(Task details) Set every record down verbatim and omit the pictures.

(Excerpted records)
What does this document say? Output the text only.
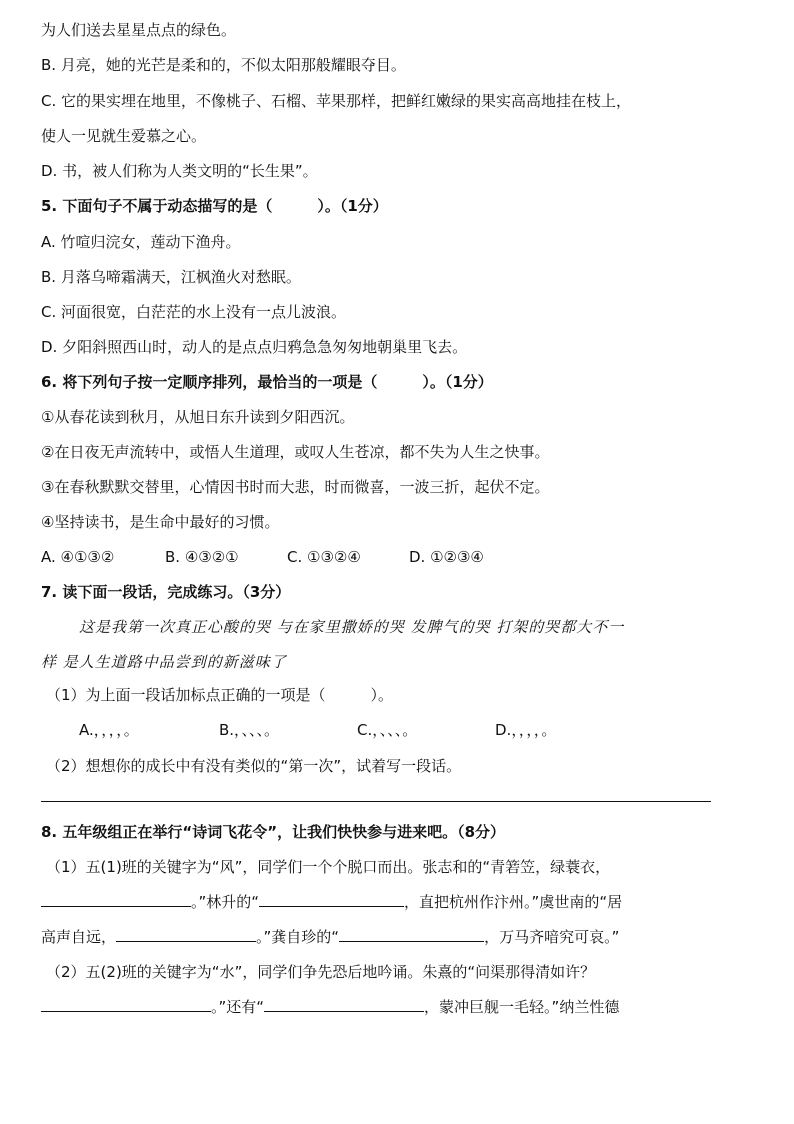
为人们送去星星点点的绿色。
B. 月亮，她的光芒是柔和的，不似太阳那般耀眼夺目。
C. 它的果实埋在地里，不像桃子、石榴、苹果那样，把鲜红嫩绿的果实高高地挂在枝上，
使人一见就生爱慕之心。
D. 书，被人们称为人类文明的“长生果”。
5. 下面句子不属于动态描写的是（　　　）。（1分）
A. 竹喧归浣女，莲动下渔舟。
B. 月落乌啼霜满天，江枫渔火对愁眠。
C. 河面很宽，白茫茫的水上没有一点儿波浪。
D. 夕阳斜照西山时，动人的是点点归鸦急急匆匆地朝巢里飞去。
6. 将下列句子按一定顺序排列，最恰当的一项是（　　　）。（1分）
①从春花读到秋月，从旭日东升读到夕阳西沉。
②在日夜无声流转中，或悟人生道理，或叹人生苍凉，都不失为人生之快事。
③在春秋默默交替里，心情因书时而大悲，时而微喜，一波三折，起伏不定。
④坚持读书，是生命中最好的习惯。
A. ④①③②	B. ④③②①	C. ①③②④	D. ①②③④
7. 读下面一段话，完成练习。（3分）
这是我第一次真正心酸的哭 与在家里撒娇的哭 发脾气的哭 打架的哭都大不一
样 是人生道路中品尝到的新滋味了
（1）为上面一段话加标点正确的一项是（　　　）。
A.，，，，。	B.，、、、。	C.，、、、。	D.，，，，。
（2）想想你的成长中有没有类似的“第一次”，试着写一段话。
8. 五年级组正在举行“诗词飞花令”，让我们快快参与进来吧。（8分）
（1）五(1)班的关键字为“风”，同学们一个个脱口而出。张志和的“青箬笠，绿蓑衣，
。”林升的“	，直把杭州作汴州。”虞世南的“居
高声自远，	。”龚自珍的“	，万马齐喑究可哀。”
（2）五(2)班的关键字为“水”，同学们争先恐后地吟诵。朱熹的“问渠那得清如许？
。”还有“	，蒙冲巨舰一毛轻。”纳兰性德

(Complete answer)
What does this document say? Output the text only.
为人们送去星星点点的绿色。
B. 月亮，她的光芒是柔和的，不似太阳那般耀眼夺目。
C. 它的果实埋在地里，不像桃子、石榴、苹果那样，把鲜红嫩绿的果实高高地挂在枝上，
使人一见就生爱慕之心。
D. 书，被人们称为人类文明的“长生果”。
5. 下面句子不属于动态描写的是（　　　）。（1分）
A. 竹喧归浣女，莲动下渔舟。
B. 月落乌啼霜满天，江枫渔火对愁眠。
C. 河面很宽，白茫茫的水上没有一点儿波浪。
D. 夕阳斜照西山时，动人的是点点归鸦急急匆匆地朝巢里飞去。
6. 将下列句子按一定顺序排列，最恰当的一项是（　　　）。（1分）
①从春花读到秋月，从旭日东升读到夕阳西沉。
②在日夜无声流转中，或悟人生道理，或叹人生苍凉，都不失为人生之快事。
③在春秋默默交替里，心情因书时而大悲，时而微喜，一波三折，起伏不定。
④坚持读书，是生命中最好的习惯。
A. ④①③②	B. ④③②①	C. ①③②④	D. ①②③④
7. 读下面一段话，完成练习。（3分）
这是我第一次真正心酸的哭 与在家里撒娇的哭 发脾气的哭 打架的哭都大不一
样 是人生道路中品尝到的新滋味了
（1）为上面一段话加标点正确的一项是（　　　）。
A.，，，，。	B.，、、、。	C.，、、、。	D.，，，，。
（2）想想你的成长中有没有类似的“第一次”，试着写一段话。
8. 五年级组正在举行“诗词飞花令”，让我们快快参与进来吧。（8分）
（1）五(1)班的关键字为“风”，同学们一个个脱口而出。张志和的“青箬笠，绿蓑衣，
。”林升的“	，直把杭州作汴州。”虞世南的“居
高声自远，	。”龚自珍的“	，万马齐喑究可哀。”
（2）五(2)班的关键字为“水”，同学们争先恐后地吟诵。朱熹的“问渠那得清如许？
。”还有“	，蒙冲巨舰一毛轻。”纳兰性德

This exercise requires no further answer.